Given instruction —
Reproduce the entire listing word for word.
★ ★ ★ ★ ★
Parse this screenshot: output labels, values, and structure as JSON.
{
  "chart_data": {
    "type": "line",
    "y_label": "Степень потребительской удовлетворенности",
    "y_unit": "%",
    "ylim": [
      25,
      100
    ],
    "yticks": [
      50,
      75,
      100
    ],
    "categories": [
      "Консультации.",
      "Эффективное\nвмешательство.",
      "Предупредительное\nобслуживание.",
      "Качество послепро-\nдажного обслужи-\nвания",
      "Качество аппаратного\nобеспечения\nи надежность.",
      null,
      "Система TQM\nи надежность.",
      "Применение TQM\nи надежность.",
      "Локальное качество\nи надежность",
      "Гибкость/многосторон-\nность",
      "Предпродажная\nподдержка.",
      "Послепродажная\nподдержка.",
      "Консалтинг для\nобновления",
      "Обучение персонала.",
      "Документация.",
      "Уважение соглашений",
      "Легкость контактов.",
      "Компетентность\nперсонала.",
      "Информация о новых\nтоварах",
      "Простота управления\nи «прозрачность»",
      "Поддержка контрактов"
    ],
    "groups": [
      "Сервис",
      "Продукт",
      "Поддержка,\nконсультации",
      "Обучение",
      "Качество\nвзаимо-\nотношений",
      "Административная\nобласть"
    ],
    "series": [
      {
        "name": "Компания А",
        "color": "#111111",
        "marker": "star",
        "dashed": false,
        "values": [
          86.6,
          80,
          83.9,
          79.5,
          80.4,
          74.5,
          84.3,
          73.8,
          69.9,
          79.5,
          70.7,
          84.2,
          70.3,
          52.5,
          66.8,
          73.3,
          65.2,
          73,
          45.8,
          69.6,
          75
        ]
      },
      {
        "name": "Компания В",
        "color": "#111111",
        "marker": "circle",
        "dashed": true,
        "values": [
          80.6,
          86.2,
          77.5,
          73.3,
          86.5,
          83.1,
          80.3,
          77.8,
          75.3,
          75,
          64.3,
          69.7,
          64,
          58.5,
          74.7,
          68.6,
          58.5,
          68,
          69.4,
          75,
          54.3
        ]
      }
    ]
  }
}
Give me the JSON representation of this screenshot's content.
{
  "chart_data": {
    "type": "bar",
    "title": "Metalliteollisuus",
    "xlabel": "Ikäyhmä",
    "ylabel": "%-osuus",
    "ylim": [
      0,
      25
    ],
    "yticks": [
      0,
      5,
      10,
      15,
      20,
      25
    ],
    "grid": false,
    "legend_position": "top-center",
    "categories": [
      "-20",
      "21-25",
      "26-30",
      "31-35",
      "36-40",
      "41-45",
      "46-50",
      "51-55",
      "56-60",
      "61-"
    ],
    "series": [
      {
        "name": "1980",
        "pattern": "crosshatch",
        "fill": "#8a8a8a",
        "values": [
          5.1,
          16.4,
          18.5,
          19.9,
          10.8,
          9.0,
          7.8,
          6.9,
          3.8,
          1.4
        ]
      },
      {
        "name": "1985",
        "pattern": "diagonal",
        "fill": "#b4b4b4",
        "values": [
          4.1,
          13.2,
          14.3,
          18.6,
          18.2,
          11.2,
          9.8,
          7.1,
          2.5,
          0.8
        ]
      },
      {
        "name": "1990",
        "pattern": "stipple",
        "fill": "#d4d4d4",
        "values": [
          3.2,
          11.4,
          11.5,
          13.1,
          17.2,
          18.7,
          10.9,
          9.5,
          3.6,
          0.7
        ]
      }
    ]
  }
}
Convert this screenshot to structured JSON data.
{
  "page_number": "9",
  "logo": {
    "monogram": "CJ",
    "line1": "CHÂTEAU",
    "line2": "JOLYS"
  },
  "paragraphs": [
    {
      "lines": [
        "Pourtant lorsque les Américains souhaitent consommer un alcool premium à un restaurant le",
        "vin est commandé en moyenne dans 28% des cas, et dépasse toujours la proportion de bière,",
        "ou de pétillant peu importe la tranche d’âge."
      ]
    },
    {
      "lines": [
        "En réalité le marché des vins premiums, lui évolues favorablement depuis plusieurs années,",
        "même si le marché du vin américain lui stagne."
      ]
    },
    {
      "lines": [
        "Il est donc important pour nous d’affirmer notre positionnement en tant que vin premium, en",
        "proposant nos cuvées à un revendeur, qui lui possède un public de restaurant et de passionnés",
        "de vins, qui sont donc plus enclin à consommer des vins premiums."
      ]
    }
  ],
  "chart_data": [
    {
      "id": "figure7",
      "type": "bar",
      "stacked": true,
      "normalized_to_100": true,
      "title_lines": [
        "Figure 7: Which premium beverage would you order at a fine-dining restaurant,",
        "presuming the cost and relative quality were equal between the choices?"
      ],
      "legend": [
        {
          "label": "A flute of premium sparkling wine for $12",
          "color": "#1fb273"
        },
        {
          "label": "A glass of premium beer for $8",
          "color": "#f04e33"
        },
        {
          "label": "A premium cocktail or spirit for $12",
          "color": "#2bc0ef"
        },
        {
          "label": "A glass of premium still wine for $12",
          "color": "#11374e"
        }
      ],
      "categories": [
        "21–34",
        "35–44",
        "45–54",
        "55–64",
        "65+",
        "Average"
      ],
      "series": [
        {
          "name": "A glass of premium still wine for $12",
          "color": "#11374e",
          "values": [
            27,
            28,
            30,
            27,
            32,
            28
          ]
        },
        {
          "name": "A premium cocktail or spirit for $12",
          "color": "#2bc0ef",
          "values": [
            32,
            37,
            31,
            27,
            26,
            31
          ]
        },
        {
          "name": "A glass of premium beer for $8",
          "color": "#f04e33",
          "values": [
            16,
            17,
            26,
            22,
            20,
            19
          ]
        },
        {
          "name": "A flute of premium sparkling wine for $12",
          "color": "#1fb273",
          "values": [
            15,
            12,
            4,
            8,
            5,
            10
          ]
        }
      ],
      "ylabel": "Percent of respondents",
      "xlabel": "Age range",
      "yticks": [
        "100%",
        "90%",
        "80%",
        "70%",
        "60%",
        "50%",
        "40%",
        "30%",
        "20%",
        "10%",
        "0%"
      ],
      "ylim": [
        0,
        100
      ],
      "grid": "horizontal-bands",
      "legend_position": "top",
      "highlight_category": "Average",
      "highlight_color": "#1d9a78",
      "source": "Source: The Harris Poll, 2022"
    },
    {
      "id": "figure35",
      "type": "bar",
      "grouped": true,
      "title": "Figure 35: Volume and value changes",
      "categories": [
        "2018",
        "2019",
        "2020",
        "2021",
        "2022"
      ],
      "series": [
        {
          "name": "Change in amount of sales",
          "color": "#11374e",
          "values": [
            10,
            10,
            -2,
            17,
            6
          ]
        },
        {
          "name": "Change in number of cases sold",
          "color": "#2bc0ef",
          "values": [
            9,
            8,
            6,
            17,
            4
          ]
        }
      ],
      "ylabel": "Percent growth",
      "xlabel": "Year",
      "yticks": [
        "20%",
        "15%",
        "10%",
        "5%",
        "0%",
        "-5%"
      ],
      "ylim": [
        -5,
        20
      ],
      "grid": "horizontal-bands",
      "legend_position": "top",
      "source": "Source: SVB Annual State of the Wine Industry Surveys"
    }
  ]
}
★ ★ ★ ★ ★
Correct result —
Parse this screenshot: output labels, values, and structure as JSON.
{
  "chart_data": {
    "type": "line",
    "y_label": "Степень потребительской удовлетворенности",
    "y_unit": "%",
    "ylim": [
      25,
      100
    ],
    "yticks": [
      50,
      75,
      100
    ],
    "categories": [
      "Консультации.",
      "Эффективное\nвмешательство.",
      "Предупредительное\nобслуживание.",
      "Качество послепро-\nдажного обслужи-\nвания",
      "Качество аппаратного\nобеспечения\nи надежность.",
      null,
      "Система TQM\nи надежность.",
      "Применение TQM\nи надежность.",
      "Локальное качество\nи надежность",
      "Гибкость/многосторон-\nность",
      "Предпродажная\nподдержка.",
      "Послепродажная\nподдержка.",
      "Консалтинг для\nобновления",
      "Обучение персонала.",
      "Документация.",
      "Уважение соглашений",
      "Легкость контактов.",
      "Компетентность\nперсонала.",
      "Информация о новых\nтоварах",
      "Простота управления\nи «прозрачность»",
      "Поддержка контрактов"
    ],
    "groups": [
      "Сервис",
      "Продукт",
      "Поддержка,\nконсультации",
      "Обучение",
      "Качество\nвзаимо-\nотношений",
      "Административная\nобласть"
    ],
    "series": [
      {
        "name": "Компания А",
        "color": "#111111",
        "marker": "star",
        "dashed": false,
        "values": [
          86.6,
          80,
          83.9,
          79.5,
          80.4,
          74.5,
          84.3,
          73.8,
          69.9,
          79.5,
          70.7,
          84.2,
          70.3,
          52.5,
          66.8,
          73.3,
          65.2,
          73,
          45.8,
          69.6,
          75
        ]
      },
      {
        "name": "Компания В",
        "color": "#111111",
        "marker": "circle",
        "dashed": true,
        "values": [
          80.6,
          86.2,
          77.5,
          73.3,
          86.5,
          83.1,
          80.3,
          77.8,
          75.3,
          75,
          64.3,
          69.7,
          64,
          58.5,
          74.7,
          68.6,
          58.5,
          68,
          69.4,
          75,
          54.3
        ]
      }
    ]
  }
}
Give me the JSON representation of this screenshot's content.
{
  "chart_data": {
    "type": "bar",
    "title": "Metalliteollisuus",
    "xlabel": "Ikäyhmä",
    "ylabel": "%-osuus",
    "ylim": [
      0,
      25
    ],
    "yticks": [
      0,
      5,
      10,
      15,
      20,
      25
    ],
    "grid": false,
    "legend_position": "top-center",
    "categories": [
      "-20",
      "21-25",
      "26-30",
      "31-35",
      "36-40",
      "41-45",
      "46-50",
      "51-55",
      "56-60",
      "61-"
    ],
    "series": [
      {
        "name": "1980",
        "pattern": "crosshatch",
        "fill": "#8a8a8a",
        "values": [
          5.1,
          16.4,
          18.5,
          19.9,
          10.8,
          9.0,
          7.8,
          6.9,
          3.8,
          1.4
        ]
      },
      {
        "name": "1985",
        "pattern": "diagonal",
        "fill": "#b4b4b4",
        "values": [
          4.1,
          13.2,
          14.3,
          18.6,
          18.2,
          11.2,
          9.8,
          7.1,
          2.5,
          0.8
        ]
      },
      {
        "name": "1990",
        "pattern": "stipple",
        "fill": "#d4d4d4",
        "values": [
          3.2,
          11.4,
          11.5,
          13.1,
          17.2,
          18.7,
          10.9,
          9.5,
          3.6,
          0.7
        ]
      }
    ]
  }
}
Convert this screenshot to structured JSON data.
{
  "page_number": "9",
  "logo": {
    "monogram": "CJ",
    "line1": "CHÂTEAU",
    "line2": "JOLYS"
  },
  "paragraphs": [
    {
      "lines": [
        "Pourtant lorsque les Américains souhaitent consommer un alcool premium à un restaurant le",
        "vin est commandé en moyenne dans 28% des cas, et dépasse toujours la proportion de bière,",
        "ou de pétillant peu importe la tranche d’âge."
      ]
    },
    {
      "lines": [
        "En réalité le marché des vins premiums, lui évolues favorablement depuis plusieurs années,",
        "même si le marché du vin américain lui stagne."
      ]
    },
    {
      "lines": [
        "Il est donc important pour nous d’affirmer notre positionnement en tant que vin premium, en",
        "proposant nos cuvées à un revendeur, qui lui possède un public de restaurant et de passionnés",
        "de vins, qui sont donc plus enclin à consommer des vins premiums."
      ]
    }
  ],
  "chart_data": [
    {
      "id": "figure7",
      "type": "bar",
      "stacked": true,
      "normalized_to_100": true,
      "title_lines": [
        "Figure 7: Which premium beverage would you order at a fine-dining restaurant,",
        "presuming the cost and relative quality were equal between the choices?"
      ],
      "legend": [
        {
          "label": "A flute of premium sparkling wine for $12",
          "color": "#1fb273"
        },
        {
          "label": "A glass of premium beer for $8",
          "color": "#f04e33"
        },
        {
          "label": "A premium cocktail or spirit for $12",
          "color": "#2bc0ef"
        },
        {
          "label": "A glass of premium still wine for $12",
          "color": "#11374e"
        }
      ],
      "categories": [
        "21–34",
        "35–44",
        "45–54",
        "55–64",
        "65+",
        "Average"
      ],
      "series": [
        {
          "name": "A glass of premium still wine for $12",
          "color": "#11374e",
          "values": [
            27,
            28,
            30,
            27,
            32,
            28
          ]
        },
        {
          "name": "A premium cocktail or spirit for $12",
          "color": "#2bc0ef",
          "values": [
            32,
            37,
            31,
            27,
            26,
            31
          ]
        },
        {
          "name": "A glass of premium beer for $8",
          "color": "#f04e33",
          "values": [
            16,
            17,
            26,
            22,
            20,
            19
          ]
        },
        {
          "name": "A flute of premium sparkling wine for $12",
          "color": "#1fb273",
          "values": [
            15,
            12,
            4,
            8,
            5,
            10
          ]
        }
      ],
      "ylabel": "Percent of respondents",
      "xlabel": "Age range",
      "yticks": [
        "100%",
        "90%",
        "80%",
        "70%",
        "60%",
        "50%",
        "40%",
        "30%",
        "20%",
        "10%",
        "0%"
      ],
      "ylim": [
        0,
        100
      ],
      "grid": "horizontal-bands",
      "legend_position": "top",
      "highlight_category": "Average",
      "highlight_color": "#1d9a78",
      "source": "Source: The Harris Poll, 2022"
    },
    {
      "id": "figure35",
      "type": "bar",
      "grouped": true,
      "title": "Figure 35: Volume and value changes",
      "categories": [
        "2018",
        "2019",
        "2020",
        "2021",
        "2022"
      ],
      "series": [
        {
          "name": "Change in amount of sales",
          "color": "#11374e",
          "values": [
            10,
            10,
            -2,
            17,
            6
          ]
        },
        {
          "name": "Change in number of cases sold",
          "color": "#2bc0ef",
          "values": [
            9,
            8,
            6,
            17,
            4
          ]
        }
      ],
      "ylabel": "Percent growth",
      "xlabel": "Year",
      "yticks": [
        "20%",
        "15%",
        "10%",
        "5%",
        "0%",
        "-5%"
      ],
      "ylim": [
        -5,
        20
      ],
      "grid": "horizontal-bands",
      "legend_position": "top",
      "source": "Source: SVB Annual State of the Wine Industry Surveys"
    }
  ]
}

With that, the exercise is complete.